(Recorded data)

--------

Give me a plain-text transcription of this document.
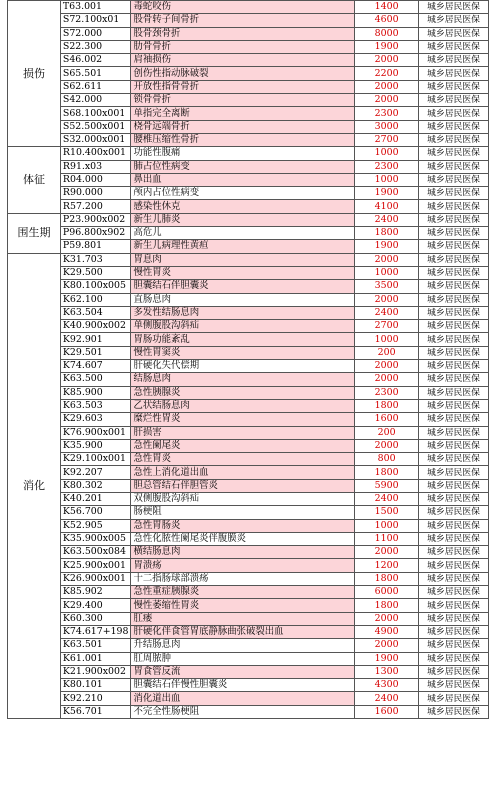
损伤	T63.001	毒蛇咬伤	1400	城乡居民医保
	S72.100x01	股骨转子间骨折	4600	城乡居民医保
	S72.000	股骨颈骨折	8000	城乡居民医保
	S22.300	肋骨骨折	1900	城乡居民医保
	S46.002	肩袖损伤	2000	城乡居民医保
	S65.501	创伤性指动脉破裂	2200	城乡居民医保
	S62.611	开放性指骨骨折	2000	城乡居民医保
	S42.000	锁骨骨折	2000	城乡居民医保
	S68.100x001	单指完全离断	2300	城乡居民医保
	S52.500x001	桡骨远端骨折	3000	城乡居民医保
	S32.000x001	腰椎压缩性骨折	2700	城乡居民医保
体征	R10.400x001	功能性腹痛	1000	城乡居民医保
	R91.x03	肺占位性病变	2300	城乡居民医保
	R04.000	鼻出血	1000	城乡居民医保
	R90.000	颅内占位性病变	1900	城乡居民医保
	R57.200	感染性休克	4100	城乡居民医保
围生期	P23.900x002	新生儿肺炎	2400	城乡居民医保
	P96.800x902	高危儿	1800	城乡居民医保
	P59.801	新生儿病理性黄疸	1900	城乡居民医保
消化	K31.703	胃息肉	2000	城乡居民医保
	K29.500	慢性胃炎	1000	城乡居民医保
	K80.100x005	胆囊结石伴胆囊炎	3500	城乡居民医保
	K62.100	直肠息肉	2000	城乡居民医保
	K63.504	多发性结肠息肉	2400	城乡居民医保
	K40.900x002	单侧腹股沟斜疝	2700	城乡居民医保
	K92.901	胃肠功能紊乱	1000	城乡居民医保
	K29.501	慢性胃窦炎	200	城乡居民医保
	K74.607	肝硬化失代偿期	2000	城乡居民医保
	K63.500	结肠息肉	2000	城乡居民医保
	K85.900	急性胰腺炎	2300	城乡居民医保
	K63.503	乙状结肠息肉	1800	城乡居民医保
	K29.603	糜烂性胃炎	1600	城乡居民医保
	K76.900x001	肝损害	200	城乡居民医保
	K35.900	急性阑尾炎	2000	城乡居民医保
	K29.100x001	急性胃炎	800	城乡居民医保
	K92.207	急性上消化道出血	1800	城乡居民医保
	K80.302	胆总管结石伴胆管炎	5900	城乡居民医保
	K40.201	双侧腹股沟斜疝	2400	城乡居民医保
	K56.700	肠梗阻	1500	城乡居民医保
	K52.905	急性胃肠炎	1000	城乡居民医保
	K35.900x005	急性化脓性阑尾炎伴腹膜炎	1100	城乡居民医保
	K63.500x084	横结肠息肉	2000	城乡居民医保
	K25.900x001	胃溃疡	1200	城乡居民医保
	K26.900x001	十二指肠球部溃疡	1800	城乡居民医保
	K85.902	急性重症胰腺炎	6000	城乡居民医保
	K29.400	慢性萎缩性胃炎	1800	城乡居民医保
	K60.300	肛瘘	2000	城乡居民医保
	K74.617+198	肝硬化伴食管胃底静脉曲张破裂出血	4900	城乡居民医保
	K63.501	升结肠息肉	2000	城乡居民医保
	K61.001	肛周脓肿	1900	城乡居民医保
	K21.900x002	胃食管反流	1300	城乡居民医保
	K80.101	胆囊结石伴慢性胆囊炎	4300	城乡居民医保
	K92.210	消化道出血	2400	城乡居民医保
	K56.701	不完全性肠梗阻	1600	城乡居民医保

--------

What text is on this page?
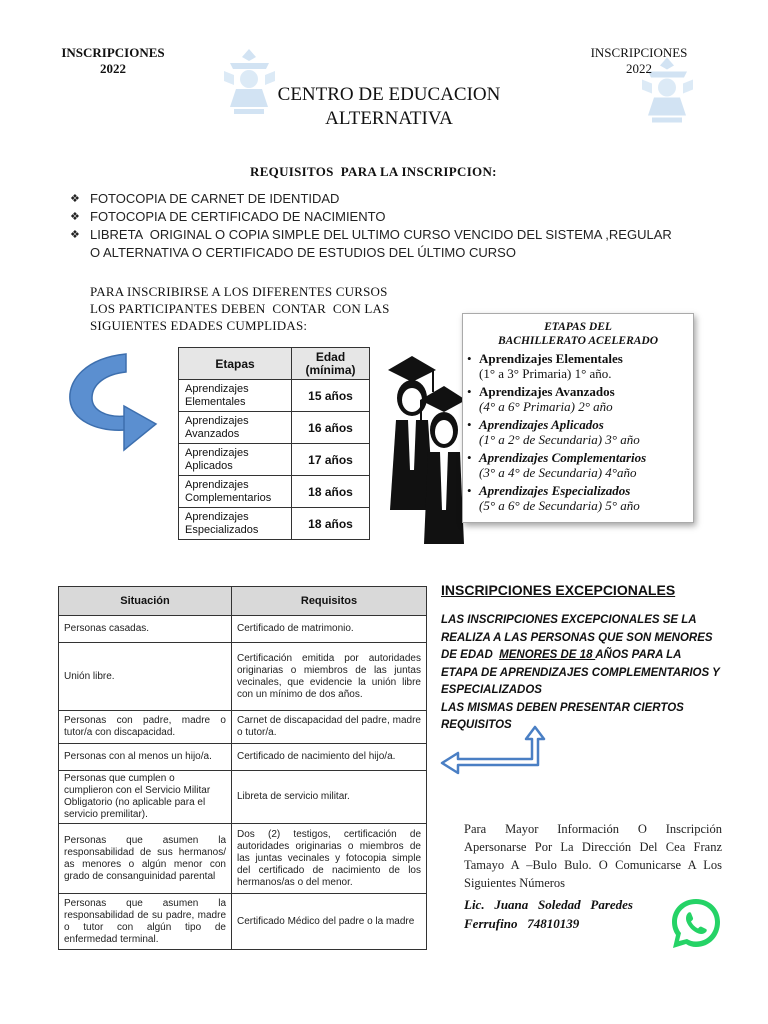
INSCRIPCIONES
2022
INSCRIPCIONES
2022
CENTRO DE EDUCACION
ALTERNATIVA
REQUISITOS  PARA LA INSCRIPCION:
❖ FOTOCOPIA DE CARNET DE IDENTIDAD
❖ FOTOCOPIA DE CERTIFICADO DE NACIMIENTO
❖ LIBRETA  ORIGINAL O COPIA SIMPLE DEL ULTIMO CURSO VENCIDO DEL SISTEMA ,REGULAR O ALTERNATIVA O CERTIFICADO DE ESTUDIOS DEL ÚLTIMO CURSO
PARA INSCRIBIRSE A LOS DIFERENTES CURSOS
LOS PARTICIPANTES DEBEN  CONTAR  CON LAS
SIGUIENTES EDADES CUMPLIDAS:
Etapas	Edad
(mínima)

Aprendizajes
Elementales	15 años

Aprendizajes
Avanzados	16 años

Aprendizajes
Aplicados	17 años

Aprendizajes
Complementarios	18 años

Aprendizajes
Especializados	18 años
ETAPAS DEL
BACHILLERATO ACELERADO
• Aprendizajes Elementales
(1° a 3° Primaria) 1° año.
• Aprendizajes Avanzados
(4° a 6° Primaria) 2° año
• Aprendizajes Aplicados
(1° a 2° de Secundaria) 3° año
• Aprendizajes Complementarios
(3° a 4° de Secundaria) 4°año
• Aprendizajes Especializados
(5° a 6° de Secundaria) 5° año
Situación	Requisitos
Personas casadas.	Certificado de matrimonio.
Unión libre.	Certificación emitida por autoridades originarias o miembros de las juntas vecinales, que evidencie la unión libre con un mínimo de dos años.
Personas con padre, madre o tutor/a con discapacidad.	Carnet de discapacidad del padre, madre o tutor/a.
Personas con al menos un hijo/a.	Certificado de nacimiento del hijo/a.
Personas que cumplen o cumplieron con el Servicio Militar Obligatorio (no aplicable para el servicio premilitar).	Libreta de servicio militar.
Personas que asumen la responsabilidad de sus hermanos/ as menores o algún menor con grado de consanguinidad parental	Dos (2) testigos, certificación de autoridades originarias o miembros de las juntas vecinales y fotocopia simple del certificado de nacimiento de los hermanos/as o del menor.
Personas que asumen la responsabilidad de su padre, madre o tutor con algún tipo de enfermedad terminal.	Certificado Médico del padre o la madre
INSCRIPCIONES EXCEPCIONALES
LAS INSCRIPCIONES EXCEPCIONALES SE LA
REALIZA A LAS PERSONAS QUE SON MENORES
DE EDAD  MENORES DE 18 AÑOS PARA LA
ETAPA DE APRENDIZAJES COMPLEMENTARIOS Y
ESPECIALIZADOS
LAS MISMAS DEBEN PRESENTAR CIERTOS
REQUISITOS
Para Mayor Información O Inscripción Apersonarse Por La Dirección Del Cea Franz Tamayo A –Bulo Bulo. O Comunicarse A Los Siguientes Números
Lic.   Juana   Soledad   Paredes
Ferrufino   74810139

--------

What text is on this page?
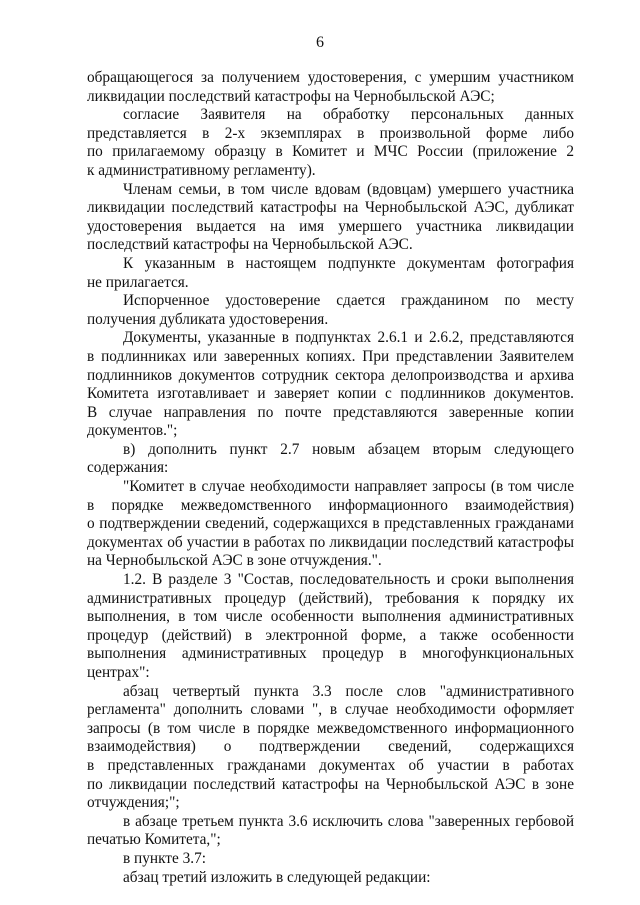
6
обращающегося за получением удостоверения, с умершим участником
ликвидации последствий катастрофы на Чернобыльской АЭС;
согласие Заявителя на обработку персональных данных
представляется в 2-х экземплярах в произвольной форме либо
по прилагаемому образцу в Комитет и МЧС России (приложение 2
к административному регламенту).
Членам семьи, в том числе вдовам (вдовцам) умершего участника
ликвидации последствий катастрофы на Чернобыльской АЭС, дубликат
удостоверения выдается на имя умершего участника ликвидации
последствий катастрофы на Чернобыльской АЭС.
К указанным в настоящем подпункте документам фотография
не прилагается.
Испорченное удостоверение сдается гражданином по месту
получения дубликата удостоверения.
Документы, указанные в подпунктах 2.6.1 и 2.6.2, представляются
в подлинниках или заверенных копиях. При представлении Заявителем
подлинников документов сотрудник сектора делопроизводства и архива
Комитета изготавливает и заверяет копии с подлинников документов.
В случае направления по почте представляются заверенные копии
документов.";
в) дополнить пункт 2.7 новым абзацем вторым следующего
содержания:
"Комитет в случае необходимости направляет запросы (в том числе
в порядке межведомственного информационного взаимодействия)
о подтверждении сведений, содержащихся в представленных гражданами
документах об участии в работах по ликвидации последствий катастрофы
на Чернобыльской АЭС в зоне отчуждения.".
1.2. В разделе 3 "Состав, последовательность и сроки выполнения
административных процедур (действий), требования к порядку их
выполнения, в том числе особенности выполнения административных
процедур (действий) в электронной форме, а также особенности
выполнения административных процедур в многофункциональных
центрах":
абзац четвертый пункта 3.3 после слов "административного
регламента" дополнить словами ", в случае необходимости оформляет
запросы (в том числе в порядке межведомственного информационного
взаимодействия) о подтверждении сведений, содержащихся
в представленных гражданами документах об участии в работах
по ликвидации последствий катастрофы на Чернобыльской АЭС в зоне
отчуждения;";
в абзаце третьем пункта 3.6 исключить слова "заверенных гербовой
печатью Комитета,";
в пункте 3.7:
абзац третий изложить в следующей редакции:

--------

_DIRECTIVE:_ Count how many lines contain "действий" and give only that count.

_THE ANSWER:_ 2